**Task requirements:** Search the data for the word "JSON" and copy every line that contains it.

**Task inputs:**
--------------------

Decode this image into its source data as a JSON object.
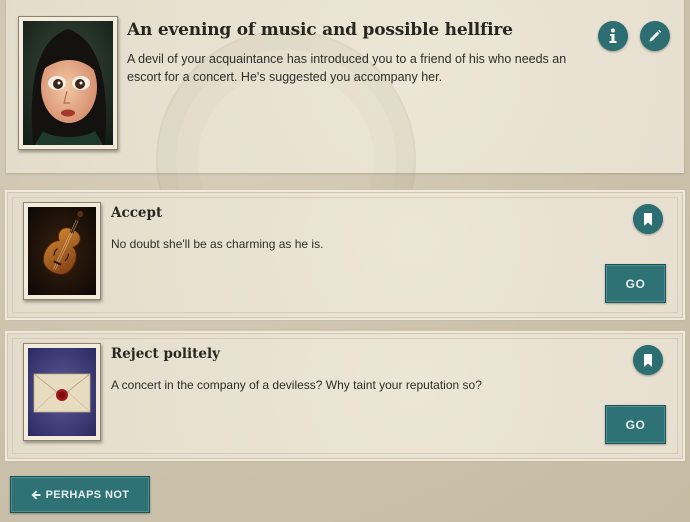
{
  "storylet": {
    "title": "An evening of music and possible hellfire",
    "description": "A devil of your acquaintance has introduced you to a friend of his who needs an escort for a concert. He's suggested you accompany her.",
    "info_icon": "info-icon",
    "edit_icon": "pencil-icon",
    "image": "portrait of pale woman with large dark eyes"
  },
  "branches": [
    {
      "title": "Accept",
      "description": "No doubt she'll be as charming as he is.",
      "button_label": "GO",
      "bookmark_icon": "bookmark-icon",
      "image": "violin"
    },
    {
      "title": "Reject politely",
      "description": "A concert in the company of a deviless? Why taint your reputation so?",
      "button_label": "GO",
      "bookmark_icon": "bookmark-icon",
      "image": "sealed envelope with red wax seal"
    }
  ],
  "footer": {
    "back_label": "PERHAPS NOT",
    "back_icon": "arrow-left-icon"
  },
  "colors": {
    "accent": "#2f7276",
    "background": "#cfc5b0",
    "panel": "#e9e2d2"
  }
}
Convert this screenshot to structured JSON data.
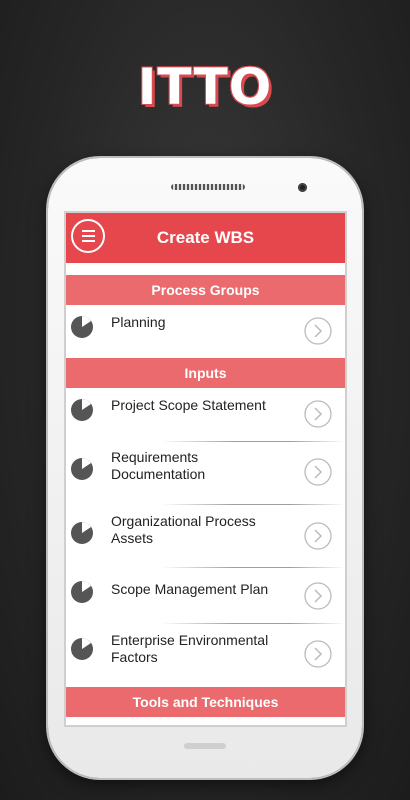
{
  "banner": {
    "title": "ITTO"
  },
  "app": {
    "title": "Create WBS",
    "menu_icon": "hamburger-menu-icon",
    "accent_color": "#e5474d",
    "section_color": "#ea6a6e"
  },
  "sections": [
    {
      "header": "Process Groups",
      "items": [
        {
          "label": "Planning",
          "icon": "pie-chart-icon"
        }
      ]
    },
    {
      "header": "Inputs",
      "items": [
        {
          "label": "Project Scope Statement",
          "icon": "pie-chart-icon"
        },
        {
          "label": "Requirements Documentation",
          "icon": "pie-chart-icon"
        },
        {
          "label": "Organizational Process Assets",
          "icon": "pie-chart-icon"
        },
        {
          "label": "Scope Management Plan",
          "icon": "pie-chart-icon"
        },
        {
          "label": "Enterprise Environmental Factors",
          "icon": "pie-chart-icon"
        }
      ]
    },
    {
      "header": "Tools and Techniques",
      "items": []
    }
  ]
}
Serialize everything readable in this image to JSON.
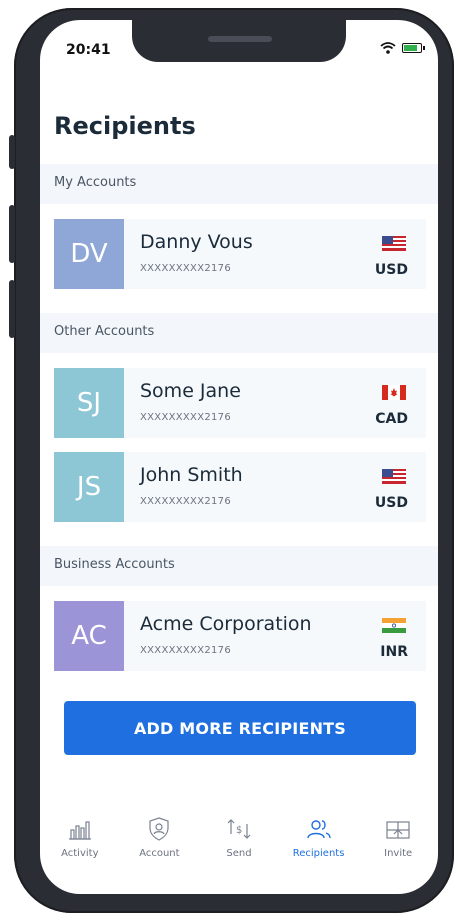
{
  "status": {
    "time": "20:41"
  },
  "title": "Recipients",
  "sections": {
    "my_accounts": "My Accounts",
    "other_accounts": "Other Accounts",
    "business_accounts": "Business Accounts"
  },
  "recipients": [
    {
      "initials": "DV",
      "name": "Danny Vous",
      "account": "XXXXXXXXX2176",
      "currency": "USD",
      "flag": "us-flag",
      "color": "#8fa7d6"
    },
    {
      "initials": "SJ",
      "name": "Some Jane",
      "account": "XXXXXXXXX2176",
      "currency": "CAD",
      "flag": "canada-flag",
      "color": "#8dc7d6"
    },
    {
      "initials": "JS",
      "name": "John Smith",
      "account": "XXXXXXXXX2176",
      "currency": "USD",
      "flag": "us-flag",
      "color": "#8dc7d6"
    },
    {
      "initials": "AC",
      "name": "Acme Corporation",
      "account": "XXXXXXXXX2176",
      "currency": "INR",
      "flag": "india-flag",
      "color": "#9b94d6"
    }
  ],
  "add_button": "ADD MORE RECIPIENTS",
  "nav": [
    {
      "label": "Activity",
      "icon": "chart-icon"
    },
    {
      "label": "Account",
      "icon": "shield-icon"
    },
    {
      "label": "Send",
      "icon": "transfer-icon"
    },
    {
      "label": "Recipients",
      "icon": "people-icon"
    },
    {
      "label": "Invite",
      "icon": "gift-icon"
    }
  ],
  "colors": {
    "accent": "#1f6fe0",
    "frame": "#2a2d33"
  }
}
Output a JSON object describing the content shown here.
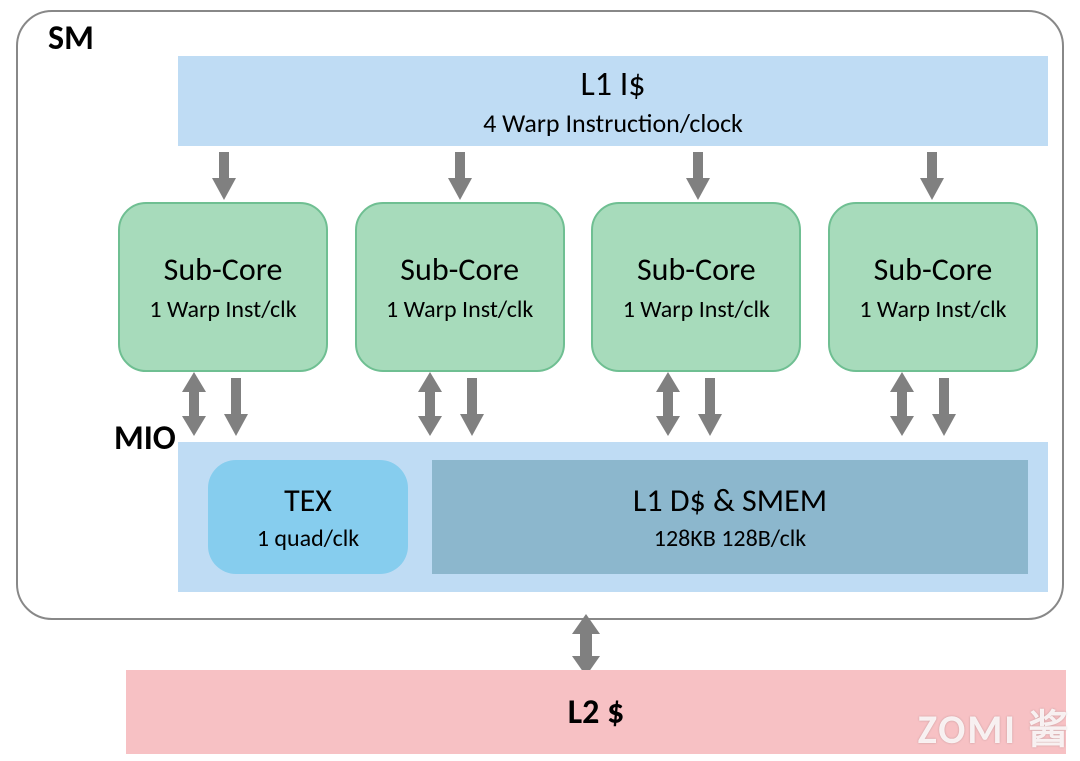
{
  "sm_label": "SM",
  "l1i": {
    "title": "L1 I$",
    "sub": "4 Warp Instruction/clock"
  },
  "subcores": [
    {
      "title": "Sub-Core",
      "sub": "1 Warp Inst/clk"
    },
    {
      "title": "Sub-Core",
      "sub": "1 Warp Inst/clk"
    },
    {
      "title": "Sub-Core",
      "sub": "1 Warp Inst/clk"
    },
    {
      "title": "Sub-Core",
      "sub": "1 Warp Inst/clk"
    }
  ],
  "mio_label": "MIO",
  "tex": {
    "title": "TEX",
    "sub": "1 quad/clk"
  },
  "l1d": {
    "title": "L1 D$ & SMEM",
    "sub": "128KB 128B/clk"
  },
  "l2": "L2 $",
  "watermark": "ZOMI 酱",
  "colors": {
    "lightblue": "#bfdcf4",
    "green": "#a7dbbb",
    "midblue": "#86cdee",
    "steelblue": "#8cb7cd",
    "pink": "#f7c1c4",
    "arrow": "#808080"
  }
}
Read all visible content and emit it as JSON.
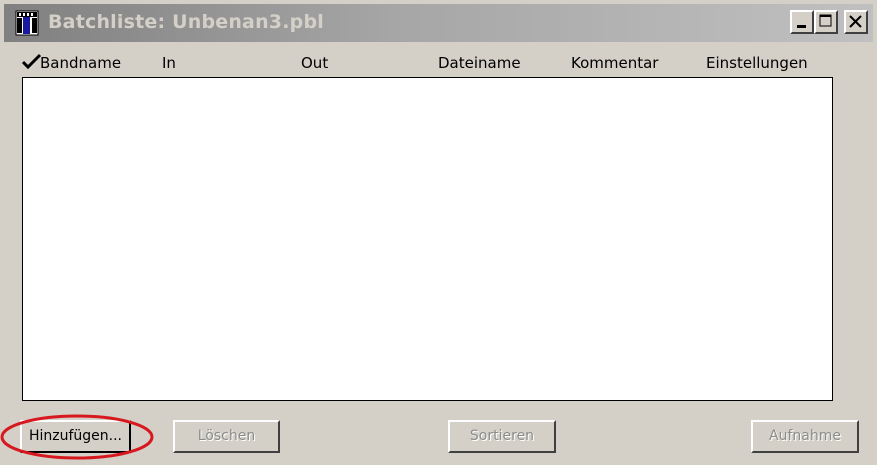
{
  "window": {
    "title": "Batchliste: Unbenan3.pbl",
    "icon": "film-clip-icon"
  },
  "title_buttons": {
    "minimize": "minimize-icon",
    "maximize": "maximize-icon",
    "close": "close-icon"
  },
  "columns": [
    {
      "label": "Bandname",
      "icon": "checkmark-icon"
    },
    {
      "label": "In"
    },
    {
      "label": "Out"
    },
    {
      "label": "Dateiname"
    },
    {
      "label": "Kommentar"
    },
    {
      "label": "Einstellungen"
    }
  ],
  "list": {
    "rows": []
  },
  "buttons": {
    "add": "Hinzufügen...",
    "delete": "Löschen",
    "sort": "Sortieren",
    "record": "Aufnahme"
  },
  "annotation": {
    "color": "#d7191f"
  }
}
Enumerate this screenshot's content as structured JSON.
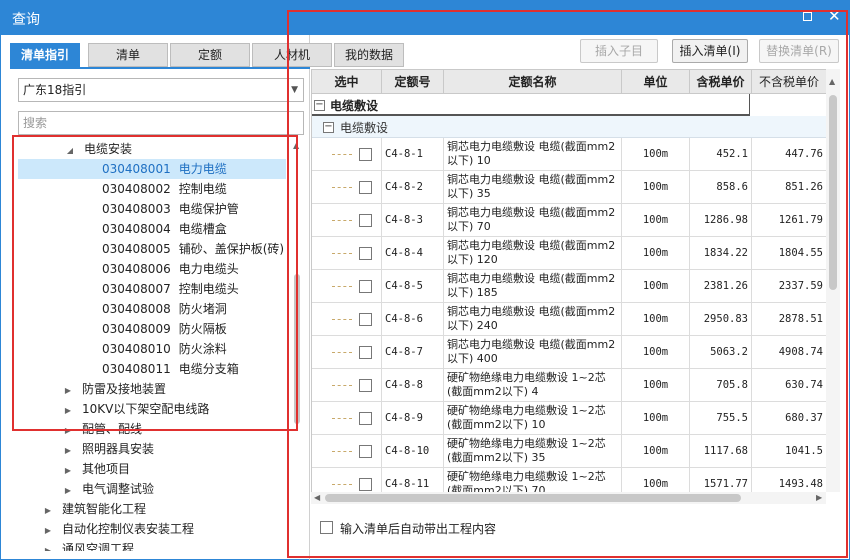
{
  "window": {
    "title": "查询",
    "maximize_icon": "maximize-icon",
    "close_icon": "close-icon",
    "close_glyph": "✕"
  },
  "tabs": [
    {
      "label": "清单指引",
      "active": true
    },
    {
      "label": "清单",
      "active": false
    },
    {
      "label": "定额",
      "active": false
    },
    {
      "label": "人材机",
      "active": false
    },
    {
      "label": "我的数据",
      "active": false
    }
  ],
  "left": {
    "guide_select": "广东18指引",
    "search_placeholder": "搜索",
    "tree": [
      {
        "level": 2,
        "expanded": true,
        "name": "电缆安装"
      },
      {
        "level": 3,
        "code": "030408001",
        "name": "电力电缆",
        "selected": true
      },
      {
        "level": 3,
        "code": "030408002",
        "name": "控制电缆"
      },
      {
        "level": 3,
        "code": "030408003",
        "name": "电缆保护管"
      },
      {
        "level": 3,
        "code": "030408004",
        "name": "电缆槽盒"
      },
      {
        "level": 3,
        "code": "030408005",
        "name": "铺砂、盖保护板(砖)"
      },
      {
        "level": 3,
        "code": "030408006",
        "name": "电力电缆头"
      },
      {
        "level": 3,
        "code": "030408007",
        "name": "控制电缆头"
      },
      {
        "level": 3,
        "code": "030408008",
        "name": "防火堵洞"
      },
      {
        "level": 3,
        "code": "030408009",
        "name": "防火隔板"
      },
      {
        "level": 3,
        "code": "030408010",
        "name": "防火涂料"
      },
      {
        "level": 3,
        "code": "030408011",
        "name": "电缆分支箱"
      },
      {
        "level": 2,
        "expanded": false,
        "name": "防雷及接地装置"
      },
      {
        "level": 2,
        "expanded": false,
        "name": "10KV以下架空配电线路"
      },
      {
        "level": 2,
        "expanded": false,
        "name": "配管、配线"
      },
      {
        "level": 2,
        "expanded": false,
        "name": "照明器具安装"
      },
      {
        "level": 2,
        "expanded": false,
        "name": "其他项目"
      },
      {
        "level": 2,
        "expanded": false,
        "name": "电气调整试验"
      },
      {
        "level": 1,
        "expanded": false,
        "name": "建筑智能化工程"
      },
      {
        "level": 1,
        "expanded": false,
        "name": "自动化控制仪表安装工程"
      },
      {
        "level": 1,
        "expanded": false,
        "name": "通风空调工程"
      }
    ]
  },
  "toolbar": {
    "insert_child": "插入子目",
    "insert_list": "插入清单(I)",
    "replace_list": "替换清单(R)"
  },
  "grid": {
    "headers": [
      "选中",
      "定额号",
      "定额名称",
      "单位",
      "含税单价",
      "不含税单价"
    ],
    "group1": "电缆敷设",
    "group2": "电缆敷设",
    "rows": [
      {
        "code": "C4-8-1",
        "name": "铜芯电力电缆敷设 电缆(截面mm2以下) 10",
        "unit": "100m",
        "price_tax": "452.1",
        "price_notax": "447.76"
      },
      {
        "code": "C4-8-2",
        "name": "铜芯电力电缆敷设 电缆(截面mm2以下) 35",
        "unit": "100m",
        "price_tax": "858.6",
        "price_notax": "851.26"
      },
      {
        "code": "C4-8-3",
        "name": "铜芯电力电缆敷设 电缆(截面mm2以下) 70",
        "unit": "100m",
        "price_tax": "1286.98",
        "price_notax": "1261.79"
      },
      {
        "code": "C4-8-4",
        "name": "铜芯电力电缆敷设 电缆(截面mm2以下) 120",
        "unit": "100m",
        "price_tax": "1834.22",
        "price_notax": "1804.55"
      },
      {
        "code": "C4-8-5",
        "name": "铜芯电力电缆敷设 电缆(截面mm2以下) 185",
        "unit": "100m",
        "price_tax": "2381.26",
        "price_notax": "2337.59"
      },
      {
        "code": "C4-8-6",
        "name": "铜芯电力电缆敷设 电缆(截面mm2以下) 240",
        "unit": "100m",
        "price_tax": "2950.83",
        "price_notax": "2878.51"
      },
      {
        "code": "C4-8-7",
        "name": "铜芯电力电缆敷设 电缆(截面mm2以下) 400",
        "unit": "100m",
        "price_tax": "5063.2",
        "price_notax": "4908.74"
      },
      {
        "code": "C4-8-8",
        "name": "硬矿物绝缘电力电缆敷设 1~2芯(截面mm2以下) 4",
        "unit": "100m",
        "price_tax": "705.8",
        "price_notax": "630.74"
      },
      {
        "code": "C4-8-9",
        "name": "硬矿物绝缘电力电缆敷设 1~2芯(截面mm2以下) 10",
        "unit": "100m",
        "price_tax": "755.5",
        "price_notax": "680.37"
      },
      {
        "code": "C4-8-10",
        "name": "硬矿物绝缘电力电缆敷设 1~2芯(截面mm2以下) 35",
        "unit": "100m",
        "price_tax": "1117.68",
        "price_notax": "1041.5"
      },
      {
        "code": "C4-8-11",
        "name": "硬矿物绝缘电力电缆敷设 1~2芯(截面mm2以下) 70",
        "unit": "100m",
        "price_tax": "1571.77",
        "price_notax": "1493.48"
      }
    ]
  },
  "footer": {
    "auto_bring_label": "输入清单后自动带出工程内容"
  },
  "colors": {
    "accent": "#2d86d6",
    "selected_row": "#cce8fb",
    "highlight_box": "#e0302f"
  }
}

--------------------

**Answer to the problem:**
Decode this image into its source data as a JSON object.
Convert this screenshot to structured JSON data.
Serialize everything readable in this image to JSON.
Output a JSON object describing the content shown here.
Read all visible content and emit it as JSON.
Enumerate this screenshot's content as structured JSON.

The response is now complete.